_The exercise_. Search the records below for the word "Option" and show every line where it occurs.

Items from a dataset
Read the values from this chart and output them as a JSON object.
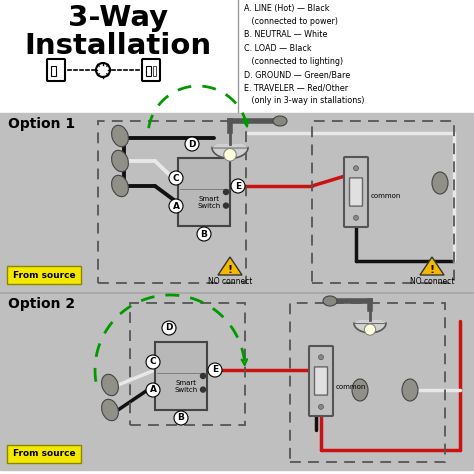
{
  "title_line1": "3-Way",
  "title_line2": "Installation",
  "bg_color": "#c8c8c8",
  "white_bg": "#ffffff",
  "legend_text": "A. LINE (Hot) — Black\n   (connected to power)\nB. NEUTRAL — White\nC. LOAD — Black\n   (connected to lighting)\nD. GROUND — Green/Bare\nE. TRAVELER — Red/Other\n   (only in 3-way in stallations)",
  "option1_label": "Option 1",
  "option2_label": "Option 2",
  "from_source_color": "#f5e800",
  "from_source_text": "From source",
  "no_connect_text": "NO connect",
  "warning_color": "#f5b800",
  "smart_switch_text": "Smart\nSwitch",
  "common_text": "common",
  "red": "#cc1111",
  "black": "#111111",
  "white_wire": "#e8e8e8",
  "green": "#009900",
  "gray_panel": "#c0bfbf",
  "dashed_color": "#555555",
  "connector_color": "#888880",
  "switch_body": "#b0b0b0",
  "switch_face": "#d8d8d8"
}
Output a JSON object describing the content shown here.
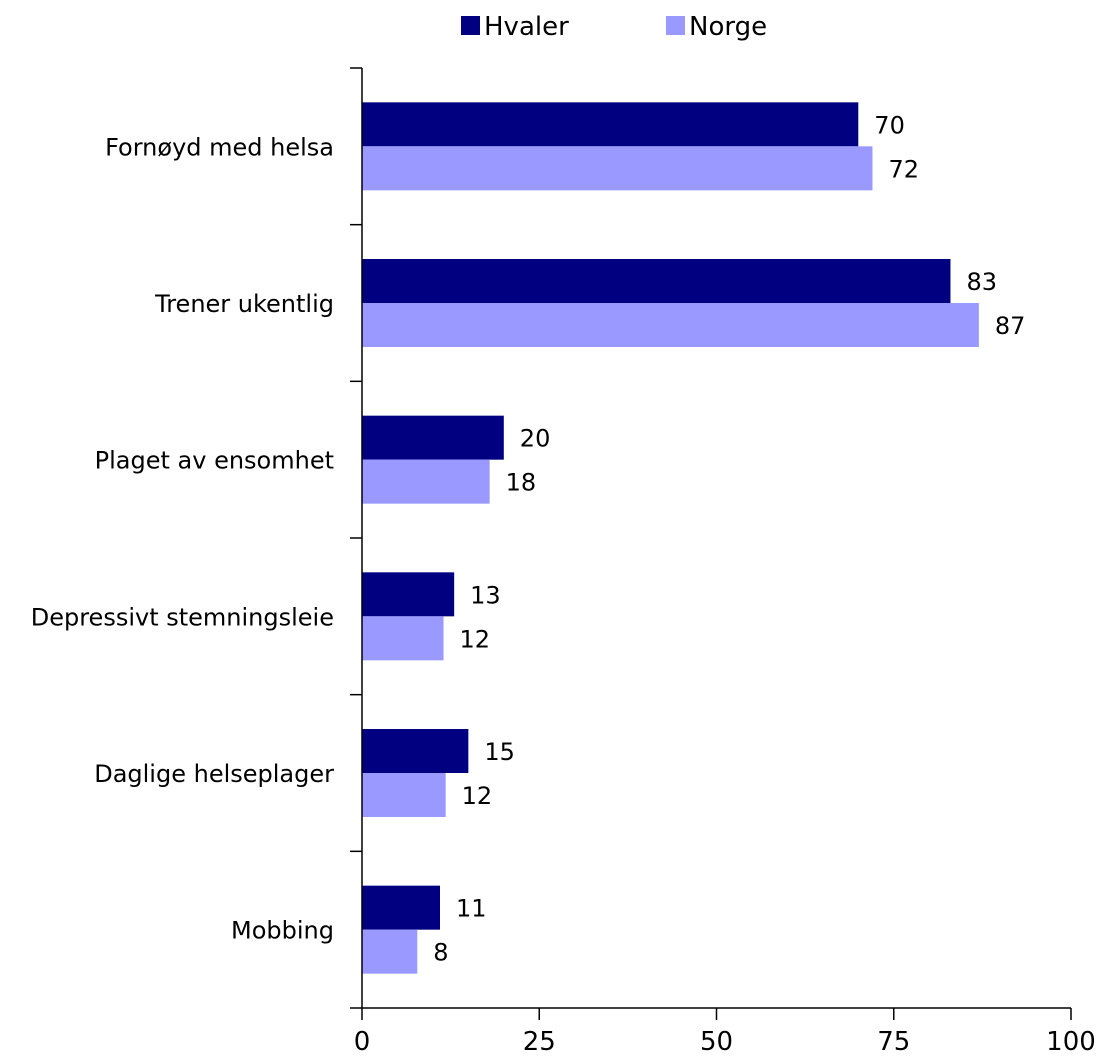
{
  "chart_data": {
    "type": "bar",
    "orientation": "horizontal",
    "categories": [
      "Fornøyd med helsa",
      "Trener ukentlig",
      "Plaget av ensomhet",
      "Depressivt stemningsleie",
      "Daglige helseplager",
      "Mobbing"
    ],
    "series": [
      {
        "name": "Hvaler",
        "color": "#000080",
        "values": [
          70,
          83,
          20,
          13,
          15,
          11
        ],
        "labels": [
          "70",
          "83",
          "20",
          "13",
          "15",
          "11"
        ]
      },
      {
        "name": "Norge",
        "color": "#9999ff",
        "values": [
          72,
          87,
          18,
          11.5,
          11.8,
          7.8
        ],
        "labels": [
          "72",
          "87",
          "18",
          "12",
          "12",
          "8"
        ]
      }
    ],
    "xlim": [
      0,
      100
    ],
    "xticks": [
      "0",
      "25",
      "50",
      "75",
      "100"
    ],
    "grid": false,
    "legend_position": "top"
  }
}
---
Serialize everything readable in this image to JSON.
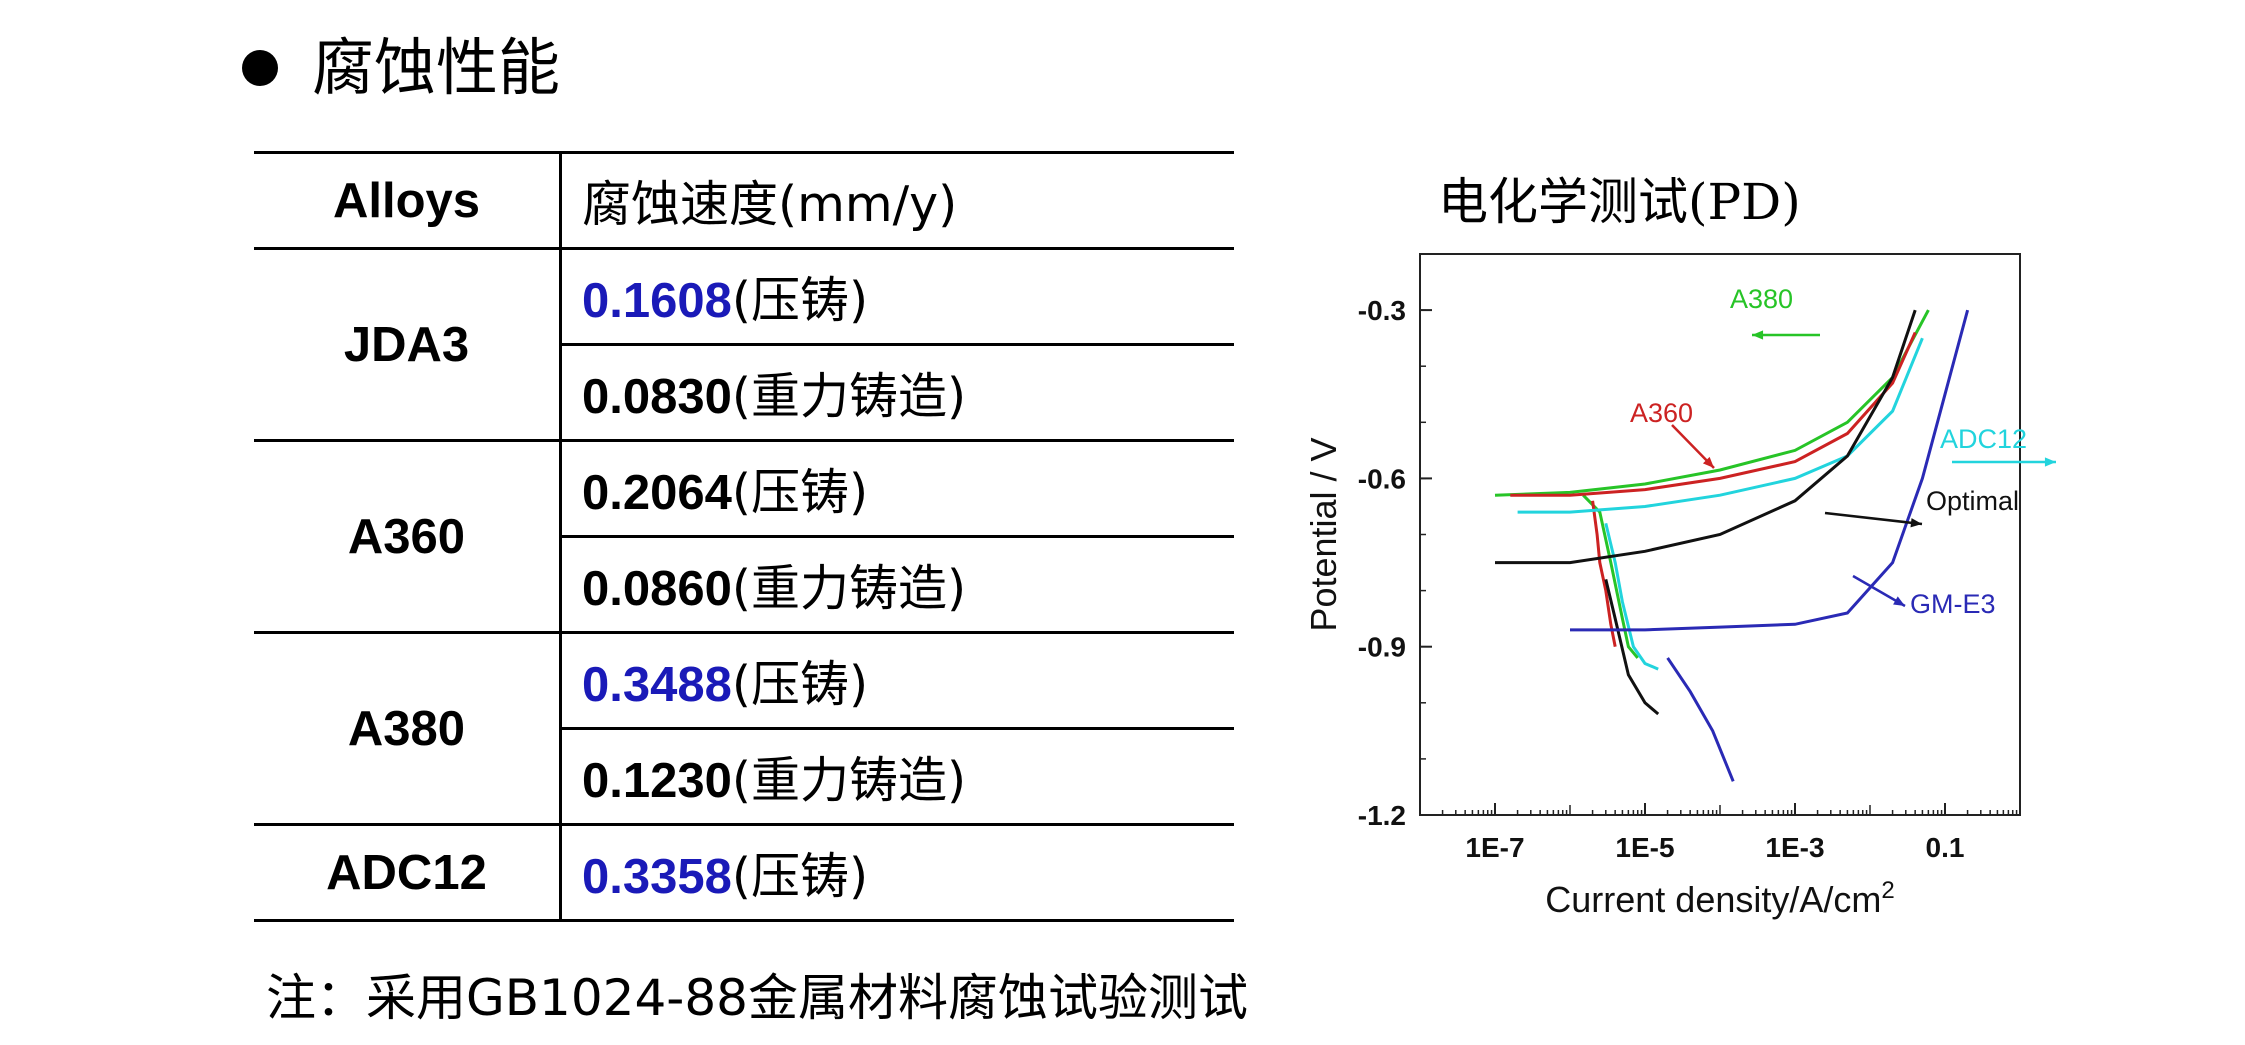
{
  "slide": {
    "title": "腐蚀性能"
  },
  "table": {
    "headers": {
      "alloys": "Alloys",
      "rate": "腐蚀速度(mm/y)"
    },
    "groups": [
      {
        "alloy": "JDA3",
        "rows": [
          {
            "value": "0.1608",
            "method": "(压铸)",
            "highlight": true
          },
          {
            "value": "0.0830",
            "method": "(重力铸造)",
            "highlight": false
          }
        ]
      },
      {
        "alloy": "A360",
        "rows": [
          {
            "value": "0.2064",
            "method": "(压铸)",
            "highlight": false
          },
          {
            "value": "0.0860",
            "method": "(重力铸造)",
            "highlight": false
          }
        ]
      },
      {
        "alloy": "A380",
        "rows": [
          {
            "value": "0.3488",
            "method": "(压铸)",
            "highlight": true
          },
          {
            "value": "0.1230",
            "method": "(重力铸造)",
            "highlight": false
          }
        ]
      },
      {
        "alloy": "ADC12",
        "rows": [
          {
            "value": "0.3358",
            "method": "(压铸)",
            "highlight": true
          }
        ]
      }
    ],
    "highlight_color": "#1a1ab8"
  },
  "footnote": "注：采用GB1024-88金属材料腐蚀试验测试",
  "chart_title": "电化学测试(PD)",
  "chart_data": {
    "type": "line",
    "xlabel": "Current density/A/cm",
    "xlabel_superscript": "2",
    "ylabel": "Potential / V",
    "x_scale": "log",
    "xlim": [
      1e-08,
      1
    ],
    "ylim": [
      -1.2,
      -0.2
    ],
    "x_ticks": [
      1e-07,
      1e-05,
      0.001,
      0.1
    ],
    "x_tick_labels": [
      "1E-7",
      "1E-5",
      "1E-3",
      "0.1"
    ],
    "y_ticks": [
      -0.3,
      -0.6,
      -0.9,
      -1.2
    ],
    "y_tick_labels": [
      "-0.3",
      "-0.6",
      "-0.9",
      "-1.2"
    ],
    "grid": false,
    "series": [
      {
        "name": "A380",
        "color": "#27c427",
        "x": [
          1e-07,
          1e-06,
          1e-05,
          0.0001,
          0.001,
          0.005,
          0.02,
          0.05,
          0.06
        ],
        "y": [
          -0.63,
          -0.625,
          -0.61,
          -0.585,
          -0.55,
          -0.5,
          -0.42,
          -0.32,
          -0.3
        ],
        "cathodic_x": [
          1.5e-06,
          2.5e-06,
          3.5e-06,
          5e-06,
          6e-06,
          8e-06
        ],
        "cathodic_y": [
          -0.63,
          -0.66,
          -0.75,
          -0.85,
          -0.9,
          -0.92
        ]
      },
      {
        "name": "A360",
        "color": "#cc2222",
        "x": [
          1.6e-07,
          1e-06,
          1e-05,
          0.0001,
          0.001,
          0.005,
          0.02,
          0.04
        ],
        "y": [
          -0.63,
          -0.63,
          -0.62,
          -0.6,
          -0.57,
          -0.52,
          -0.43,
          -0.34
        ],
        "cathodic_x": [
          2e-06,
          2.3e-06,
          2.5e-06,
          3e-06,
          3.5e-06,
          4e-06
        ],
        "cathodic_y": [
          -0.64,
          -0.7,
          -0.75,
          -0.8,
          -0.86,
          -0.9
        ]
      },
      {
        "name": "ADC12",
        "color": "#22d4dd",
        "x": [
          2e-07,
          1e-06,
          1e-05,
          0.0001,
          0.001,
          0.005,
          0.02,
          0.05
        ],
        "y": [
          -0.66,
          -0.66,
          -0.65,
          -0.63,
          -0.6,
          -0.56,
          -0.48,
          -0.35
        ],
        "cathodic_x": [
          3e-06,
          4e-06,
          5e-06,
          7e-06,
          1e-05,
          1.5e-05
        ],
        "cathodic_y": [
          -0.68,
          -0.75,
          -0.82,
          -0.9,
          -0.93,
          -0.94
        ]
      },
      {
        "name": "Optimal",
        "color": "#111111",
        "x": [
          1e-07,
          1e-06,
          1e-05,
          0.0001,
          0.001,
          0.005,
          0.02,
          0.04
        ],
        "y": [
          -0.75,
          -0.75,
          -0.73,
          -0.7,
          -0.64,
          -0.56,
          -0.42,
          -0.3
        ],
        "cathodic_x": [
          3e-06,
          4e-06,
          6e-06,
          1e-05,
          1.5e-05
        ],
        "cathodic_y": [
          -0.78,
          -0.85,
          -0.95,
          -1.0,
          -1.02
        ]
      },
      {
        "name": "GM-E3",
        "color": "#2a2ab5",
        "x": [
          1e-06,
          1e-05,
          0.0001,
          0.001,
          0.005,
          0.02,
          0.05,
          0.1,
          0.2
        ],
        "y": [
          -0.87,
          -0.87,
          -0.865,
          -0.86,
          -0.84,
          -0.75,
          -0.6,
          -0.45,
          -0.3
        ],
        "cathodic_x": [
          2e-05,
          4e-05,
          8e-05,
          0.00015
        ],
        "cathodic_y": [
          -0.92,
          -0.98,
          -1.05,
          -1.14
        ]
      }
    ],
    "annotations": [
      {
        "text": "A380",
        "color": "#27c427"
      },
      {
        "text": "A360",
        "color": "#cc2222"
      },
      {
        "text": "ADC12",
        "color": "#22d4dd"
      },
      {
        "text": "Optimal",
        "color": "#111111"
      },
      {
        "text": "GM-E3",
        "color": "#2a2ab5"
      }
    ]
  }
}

_Complete response_.
  "option1_label": "Option 1",
  "option2_label": "Option 2",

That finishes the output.